» Directions for this task: Copy the entries below exactly. Images do not belong in the copy.

— START Records for this task —

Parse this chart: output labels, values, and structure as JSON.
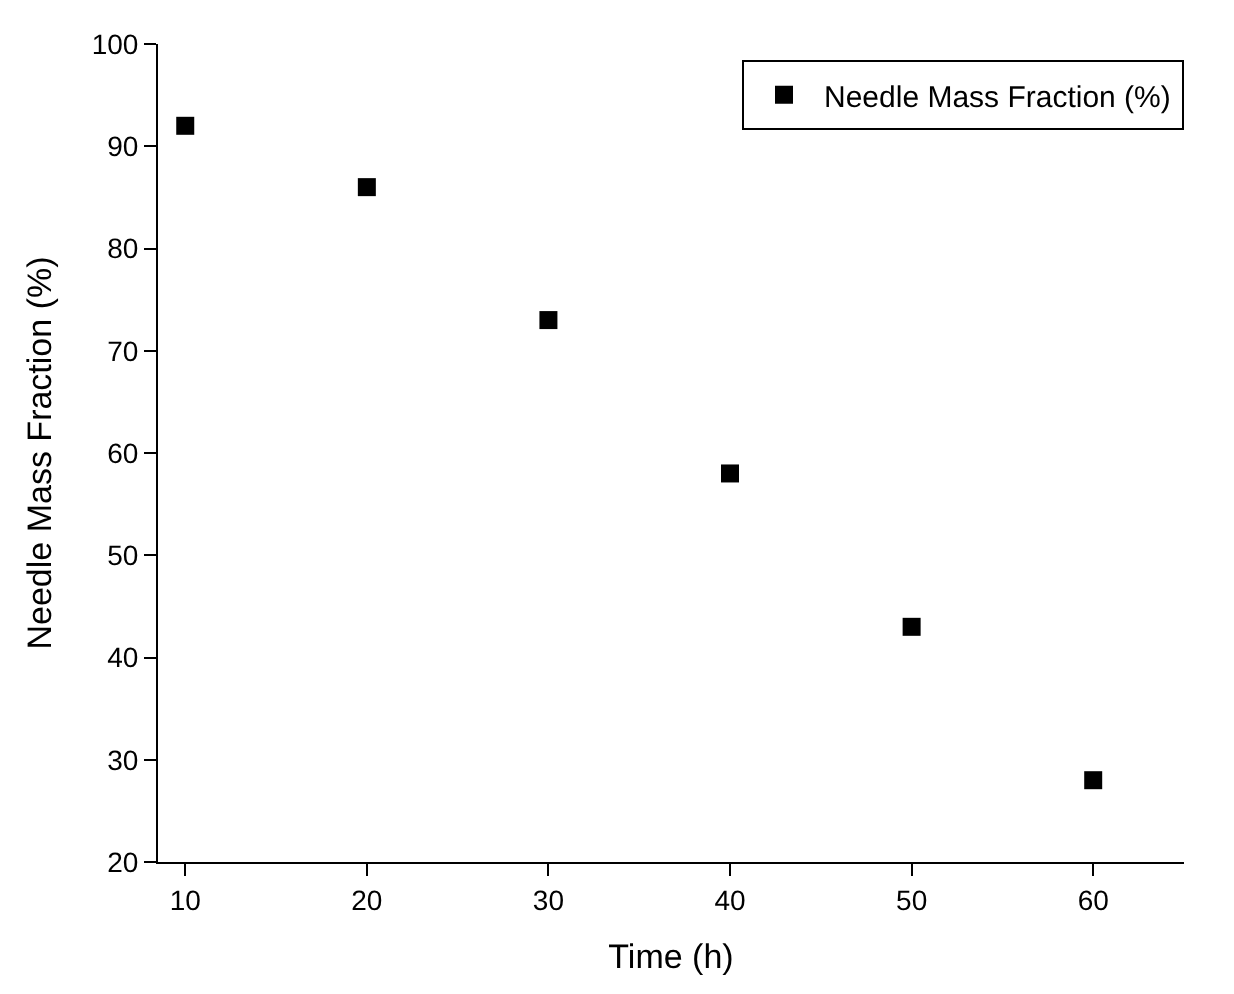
{
  "chart_data": {
    "type": "scatter",
    "xlabel": "Time (h)",
    "ylabel": "Needle Mass Fraction (%)",
    "x": [
      10,
      20,
      30,
      40,
      50,
      60
    ],
    "series": [
      {
        "name": "Needle Mass Fraction (%)",
        "color": "#000000",
        "values": [
          92,
          86,
          73,
          58,
          43,
          28
        ]
      }
    ],
    "xlim": [
      8.5,
      65
    ],
    "xticks": [
      10,
      20,
      30,
      40,
      50,
      60
    ],
    "ylim": [
      20,
      100
    ],
    "yticks": [
      20,
      30,
      40,
      50,
      60,
      70,
      80,
      90,
      100
    ],
    "marker": "square",
    "legend": "top right"
  }
}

— END Records for this task —

» Solved problem:
Parse this chart: output labels, values, and structure as JSON.
{
  "chart_data": {
    "type": "scatter",
    "xlabel": "Time (h)",
    "ylabel": "Needle Mass Fraction (%)",
    "x": [
      10,
      20,
      30,
      40,
      50,
      60
    ],
    "series": [
      {
        "name": "Needle Mass Fraction (%)",
        "color": "#000000",
        "values": [
          92,
          86,
          73,
          58,
          43,
          28
        ]
      }
    ],
    "xlim": [
      8.5,
      65
    ],
    "xticks": [
      10,
      20,
      30,
      40,
      50,
      60
    ],
    "ylim": [
      20,
      100
    ],
    "yticks": [
      20,
      30,
      40,
      50,
      60,
      70,
      80,
      90,
      100
    ],
    "marker": "square",
    "legend": "top right"
  }
}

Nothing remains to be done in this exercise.